# [STATED GOAL]
Sift the listing for lines that hold the string "accessibility" and pull them out.

Stored items from a collection
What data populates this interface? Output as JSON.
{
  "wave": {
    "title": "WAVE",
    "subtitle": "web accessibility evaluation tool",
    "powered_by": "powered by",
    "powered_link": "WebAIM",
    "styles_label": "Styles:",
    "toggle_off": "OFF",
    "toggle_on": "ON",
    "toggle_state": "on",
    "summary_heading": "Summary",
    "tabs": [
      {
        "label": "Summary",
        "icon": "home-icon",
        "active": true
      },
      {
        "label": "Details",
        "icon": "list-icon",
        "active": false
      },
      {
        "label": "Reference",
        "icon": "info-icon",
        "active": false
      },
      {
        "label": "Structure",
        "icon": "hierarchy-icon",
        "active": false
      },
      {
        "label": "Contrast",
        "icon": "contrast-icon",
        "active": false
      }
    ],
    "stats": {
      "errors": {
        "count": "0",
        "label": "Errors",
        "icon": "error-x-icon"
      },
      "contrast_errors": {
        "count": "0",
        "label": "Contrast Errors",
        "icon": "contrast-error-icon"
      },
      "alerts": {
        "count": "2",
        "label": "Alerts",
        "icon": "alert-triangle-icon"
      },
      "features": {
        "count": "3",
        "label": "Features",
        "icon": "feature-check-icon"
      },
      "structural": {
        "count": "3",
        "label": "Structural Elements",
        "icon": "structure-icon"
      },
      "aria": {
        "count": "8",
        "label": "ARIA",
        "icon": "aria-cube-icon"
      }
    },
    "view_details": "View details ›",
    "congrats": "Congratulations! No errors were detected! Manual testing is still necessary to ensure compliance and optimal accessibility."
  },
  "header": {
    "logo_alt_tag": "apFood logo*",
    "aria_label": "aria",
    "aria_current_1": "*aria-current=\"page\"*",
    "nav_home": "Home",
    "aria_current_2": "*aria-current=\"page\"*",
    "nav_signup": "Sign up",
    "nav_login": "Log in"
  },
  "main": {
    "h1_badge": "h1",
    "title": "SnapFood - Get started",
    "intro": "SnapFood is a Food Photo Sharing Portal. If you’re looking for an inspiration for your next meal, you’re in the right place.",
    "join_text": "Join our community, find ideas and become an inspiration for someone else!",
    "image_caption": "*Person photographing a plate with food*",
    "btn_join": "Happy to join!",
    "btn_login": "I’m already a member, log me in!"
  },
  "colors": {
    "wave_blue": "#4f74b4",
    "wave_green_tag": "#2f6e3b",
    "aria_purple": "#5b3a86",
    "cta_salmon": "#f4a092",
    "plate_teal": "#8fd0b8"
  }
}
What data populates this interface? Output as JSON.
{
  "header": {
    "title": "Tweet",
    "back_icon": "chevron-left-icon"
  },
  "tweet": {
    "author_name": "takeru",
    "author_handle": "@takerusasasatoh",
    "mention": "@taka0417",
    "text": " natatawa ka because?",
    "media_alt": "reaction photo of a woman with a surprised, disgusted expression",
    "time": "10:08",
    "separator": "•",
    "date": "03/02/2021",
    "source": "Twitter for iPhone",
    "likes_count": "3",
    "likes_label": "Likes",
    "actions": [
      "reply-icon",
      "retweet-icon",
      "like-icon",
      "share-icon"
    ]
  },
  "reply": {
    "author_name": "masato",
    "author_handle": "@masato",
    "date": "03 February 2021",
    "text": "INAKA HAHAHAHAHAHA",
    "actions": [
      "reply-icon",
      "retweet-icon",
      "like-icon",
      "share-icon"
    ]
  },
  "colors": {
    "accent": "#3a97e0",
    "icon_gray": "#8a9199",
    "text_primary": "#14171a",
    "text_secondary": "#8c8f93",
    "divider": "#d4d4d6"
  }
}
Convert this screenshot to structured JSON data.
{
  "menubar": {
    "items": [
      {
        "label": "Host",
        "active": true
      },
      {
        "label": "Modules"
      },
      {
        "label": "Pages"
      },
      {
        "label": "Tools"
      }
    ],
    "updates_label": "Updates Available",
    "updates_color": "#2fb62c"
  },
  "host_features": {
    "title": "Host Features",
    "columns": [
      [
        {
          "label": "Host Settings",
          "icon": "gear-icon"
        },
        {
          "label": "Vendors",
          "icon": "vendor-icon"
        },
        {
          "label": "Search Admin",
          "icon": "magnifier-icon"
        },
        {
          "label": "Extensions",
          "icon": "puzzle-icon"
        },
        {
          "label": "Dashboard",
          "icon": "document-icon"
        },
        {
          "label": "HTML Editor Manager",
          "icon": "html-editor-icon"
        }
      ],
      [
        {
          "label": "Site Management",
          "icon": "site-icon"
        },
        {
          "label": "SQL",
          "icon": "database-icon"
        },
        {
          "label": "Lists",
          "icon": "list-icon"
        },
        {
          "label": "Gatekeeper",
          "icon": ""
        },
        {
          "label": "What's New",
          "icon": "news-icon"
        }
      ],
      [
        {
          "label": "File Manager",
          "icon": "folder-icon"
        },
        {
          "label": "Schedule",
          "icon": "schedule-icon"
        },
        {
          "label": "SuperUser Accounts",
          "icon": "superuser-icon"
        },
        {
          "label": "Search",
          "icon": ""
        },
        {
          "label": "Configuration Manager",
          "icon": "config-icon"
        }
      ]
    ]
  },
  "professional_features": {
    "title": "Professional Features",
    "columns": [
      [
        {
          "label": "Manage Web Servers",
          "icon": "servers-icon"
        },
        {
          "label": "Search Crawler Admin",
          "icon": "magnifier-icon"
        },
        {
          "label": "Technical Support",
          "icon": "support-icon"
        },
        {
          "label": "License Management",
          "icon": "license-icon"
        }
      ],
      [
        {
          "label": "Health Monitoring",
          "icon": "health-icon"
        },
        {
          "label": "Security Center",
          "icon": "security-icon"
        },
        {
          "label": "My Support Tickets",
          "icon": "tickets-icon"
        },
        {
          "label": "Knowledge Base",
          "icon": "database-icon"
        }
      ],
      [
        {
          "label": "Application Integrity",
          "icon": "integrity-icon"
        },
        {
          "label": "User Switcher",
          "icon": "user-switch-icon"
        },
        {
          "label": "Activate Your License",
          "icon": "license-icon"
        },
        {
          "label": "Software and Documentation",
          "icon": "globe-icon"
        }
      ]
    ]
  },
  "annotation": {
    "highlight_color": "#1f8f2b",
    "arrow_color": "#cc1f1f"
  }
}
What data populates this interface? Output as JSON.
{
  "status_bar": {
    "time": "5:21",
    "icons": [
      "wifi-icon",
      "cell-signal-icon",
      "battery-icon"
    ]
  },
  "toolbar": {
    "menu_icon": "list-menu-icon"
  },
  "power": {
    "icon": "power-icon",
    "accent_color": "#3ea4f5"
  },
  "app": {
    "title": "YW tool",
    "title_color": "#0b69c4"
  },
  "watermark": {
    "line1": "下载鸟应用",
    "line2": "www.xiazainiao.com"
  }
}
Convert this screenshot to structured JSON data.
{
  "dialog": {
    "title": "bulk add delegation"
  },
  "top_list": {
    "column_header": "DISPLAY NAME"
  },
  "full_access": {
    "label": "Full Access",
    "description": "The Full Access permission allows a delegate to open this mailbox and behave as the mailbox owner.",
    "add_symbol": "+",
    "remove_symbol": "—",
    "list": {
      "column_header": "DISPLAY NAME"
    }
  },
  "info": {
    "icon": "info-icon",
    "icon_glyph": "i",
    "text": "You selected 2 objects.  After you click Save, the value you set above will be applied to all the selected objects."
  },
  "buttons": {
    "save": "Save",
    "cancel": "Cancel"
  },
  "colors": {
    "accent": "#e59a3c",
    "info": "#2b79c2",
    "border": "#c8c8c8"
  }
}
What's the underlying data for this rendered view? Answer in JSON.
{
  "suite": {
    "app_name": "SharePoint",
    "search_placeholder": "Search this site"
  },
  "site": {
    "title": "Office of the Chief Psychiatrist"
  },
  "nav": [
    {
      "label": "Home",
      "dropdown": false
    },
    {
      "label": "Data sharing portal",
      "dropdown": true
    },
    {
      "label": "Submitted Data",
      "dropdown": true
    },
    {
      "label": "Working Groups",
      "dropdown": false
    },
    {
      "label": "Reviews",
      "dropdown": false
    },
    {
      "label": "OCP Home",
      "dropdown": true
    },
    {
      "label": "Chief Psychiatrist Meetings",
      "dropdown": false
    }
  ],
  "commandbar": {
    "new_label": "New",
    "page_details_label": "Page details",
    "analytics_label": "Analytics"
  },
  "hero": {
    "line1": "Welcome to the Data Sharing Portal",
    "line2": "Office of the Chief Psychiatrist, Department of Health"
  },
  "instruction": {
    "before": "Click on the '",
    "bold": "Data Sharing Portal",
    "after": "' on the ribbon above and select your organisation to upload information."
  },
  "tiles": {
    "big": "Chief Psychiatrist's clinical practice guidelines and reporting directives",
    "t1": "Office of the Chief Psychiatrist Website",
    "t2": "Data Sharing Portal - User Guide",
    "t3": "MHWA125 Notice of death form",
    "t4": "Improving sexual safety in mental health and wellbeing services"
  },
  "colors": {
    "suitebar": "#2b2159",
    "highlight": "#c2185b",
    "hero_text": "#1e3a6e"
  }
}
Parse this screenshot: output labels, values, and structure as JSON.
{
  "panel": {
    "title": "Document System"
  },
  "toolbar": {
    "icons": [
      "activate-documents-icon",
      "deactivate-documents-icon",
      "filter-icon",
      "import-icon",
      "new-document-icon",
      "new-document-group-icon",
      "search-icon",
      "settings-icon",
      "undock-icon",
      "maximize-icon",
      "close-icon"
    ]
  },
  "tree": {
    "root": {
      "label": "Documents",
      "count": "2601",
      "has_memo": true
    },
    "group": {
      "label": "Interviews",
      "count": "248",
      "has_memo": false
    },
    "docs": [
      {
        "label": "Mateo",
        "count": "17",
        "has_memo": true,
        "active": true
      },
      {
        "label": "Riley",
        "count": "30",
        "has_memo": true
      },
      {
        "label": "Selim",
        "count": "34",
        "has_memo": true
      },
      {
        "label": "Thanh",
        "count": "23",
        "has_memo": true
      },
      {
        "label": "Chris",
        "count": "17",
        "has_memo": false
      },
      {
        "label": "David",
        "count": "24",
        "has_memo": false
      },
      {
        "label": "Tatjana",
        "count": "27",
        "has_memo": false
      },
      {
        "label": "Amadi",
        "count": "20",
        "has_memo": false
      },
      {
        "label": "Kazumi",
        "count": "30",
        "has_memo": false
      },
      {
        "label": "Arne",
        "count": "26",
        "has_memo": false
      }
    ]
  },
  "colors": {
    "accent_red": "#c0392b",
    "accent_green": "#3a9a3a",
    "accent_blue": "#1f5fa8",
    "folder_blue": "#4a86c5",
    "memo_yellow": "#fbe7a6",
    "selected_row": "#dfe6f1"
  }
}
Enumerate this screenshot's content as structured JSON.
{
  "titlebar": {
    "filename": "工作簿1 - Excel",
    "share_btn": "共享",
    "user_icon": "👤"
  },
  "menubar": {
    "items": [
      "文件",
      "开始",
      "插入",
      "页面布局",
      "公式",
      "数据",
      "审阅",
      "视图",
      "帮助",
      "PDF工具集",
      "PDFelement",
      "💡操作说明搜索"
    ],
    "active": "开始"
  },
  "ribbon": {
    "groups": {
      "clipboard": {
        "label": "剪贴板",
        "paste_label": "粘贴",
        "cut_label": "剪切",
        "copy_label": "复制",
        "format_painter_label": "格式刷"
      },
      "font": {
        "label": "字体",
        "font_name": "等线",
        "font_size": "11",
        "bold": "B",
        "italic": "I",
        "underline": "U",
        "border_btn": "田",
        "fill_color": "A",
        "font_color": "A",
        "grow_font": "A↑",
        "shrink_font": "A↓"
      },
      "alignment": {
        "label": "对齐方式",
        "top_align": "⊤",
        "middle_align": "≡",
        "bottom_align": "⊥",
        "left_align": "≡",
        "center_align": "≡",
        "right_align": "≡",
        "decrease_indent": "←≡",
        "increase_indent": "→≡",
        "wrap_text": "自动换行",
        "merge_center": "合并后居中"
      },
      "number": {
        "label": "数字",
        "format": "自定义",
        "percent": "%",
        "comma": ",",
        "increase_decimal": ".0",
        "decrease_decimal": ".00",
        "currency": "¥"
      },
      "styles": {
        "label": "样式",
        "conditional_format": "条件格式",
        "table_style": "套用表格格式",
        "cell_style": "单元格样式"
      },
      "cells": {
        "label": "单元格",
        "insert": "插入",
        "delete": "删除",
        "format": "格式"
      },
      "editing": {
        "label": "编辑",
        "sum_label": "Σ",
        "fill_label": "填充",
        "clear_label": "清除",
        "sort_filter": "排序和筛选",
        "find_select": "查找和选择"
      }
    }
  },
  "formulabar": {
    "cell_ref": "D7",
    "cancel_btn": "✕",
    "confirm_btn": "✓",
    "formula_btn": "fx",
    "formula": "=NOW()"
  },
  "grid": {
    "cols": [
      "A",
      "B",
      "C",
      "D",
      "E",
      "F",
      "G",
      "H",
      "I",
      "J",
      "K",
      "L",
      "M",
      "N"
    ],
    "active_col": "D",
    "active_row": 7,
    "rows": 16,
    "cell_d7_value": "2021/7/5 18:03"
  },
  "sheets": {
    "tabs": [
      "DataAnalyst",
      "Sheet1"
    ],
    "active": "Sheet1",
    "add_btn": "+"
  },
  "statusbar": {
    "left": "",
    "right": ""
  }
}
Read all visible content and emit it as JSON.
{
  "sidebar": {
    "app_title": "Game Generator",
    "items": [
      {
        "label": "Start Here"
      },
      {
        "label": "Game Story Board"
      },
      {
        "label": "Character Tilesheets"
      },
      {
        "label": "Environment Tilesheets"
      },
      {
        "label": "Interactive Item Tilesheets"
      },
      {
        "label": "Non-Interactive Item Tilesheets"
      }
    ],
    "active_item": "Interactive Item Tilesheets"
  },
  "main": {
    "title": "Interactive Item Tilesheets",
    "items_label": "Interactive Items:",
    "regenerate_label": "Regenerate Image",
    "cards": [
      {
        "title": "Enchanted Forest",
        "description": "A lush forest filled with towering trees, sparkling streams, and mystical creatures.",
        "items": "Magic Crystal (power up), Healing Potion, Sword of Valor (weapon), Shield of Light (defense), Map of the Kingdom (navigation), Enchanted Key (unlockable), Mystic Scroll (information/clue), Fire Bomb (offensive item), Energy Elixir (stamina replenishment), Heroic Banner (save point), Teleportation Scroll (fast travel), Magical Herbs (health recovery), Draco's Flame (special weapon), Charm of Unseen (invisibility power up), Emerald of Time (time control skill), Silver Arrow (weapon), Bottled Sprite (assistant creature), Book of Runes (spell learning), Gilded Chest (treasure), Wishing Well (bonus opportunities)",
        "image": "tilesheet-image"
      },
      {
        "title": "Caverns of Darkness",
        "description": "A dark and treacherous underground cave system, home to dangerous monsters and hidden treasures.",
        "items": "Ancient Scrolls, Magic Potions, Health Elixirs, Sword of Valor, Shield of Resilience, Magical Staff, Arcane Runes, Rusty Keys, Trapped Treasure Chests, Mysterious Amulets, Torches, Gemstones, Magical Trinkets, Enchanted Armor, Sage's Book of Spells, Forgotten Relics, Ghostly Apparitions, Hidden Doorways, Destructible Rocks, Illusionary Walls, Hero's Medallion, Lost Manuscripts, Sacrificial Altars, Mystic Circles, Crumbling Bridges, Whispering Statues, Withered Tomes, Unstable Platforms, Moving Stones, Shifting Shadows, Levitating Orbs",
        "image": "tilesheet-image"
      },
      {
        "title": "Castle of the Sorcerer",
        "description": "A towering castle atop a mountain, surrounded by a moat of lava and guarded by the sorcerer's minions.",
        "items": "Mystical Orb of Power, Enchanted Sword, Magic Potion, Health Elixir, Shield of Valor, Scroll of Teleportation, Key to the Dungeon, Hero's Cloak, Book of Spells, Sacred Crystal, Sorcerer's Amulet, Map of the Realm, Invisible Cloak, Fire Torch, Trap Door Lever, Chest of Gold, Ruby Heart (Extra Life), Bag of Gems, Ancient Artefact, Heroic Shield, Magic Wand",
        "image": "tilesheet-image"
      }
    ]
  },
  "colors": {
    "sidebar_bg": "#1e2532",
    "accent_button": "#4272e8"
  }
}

# [EXPECTED ANSWER]
    "subtitle": "web accessibility evaluation tool",
    "congrats": "Congratulations! No errors were detected! Manual testing is still necessary to ensure compliance and optimal accessibility."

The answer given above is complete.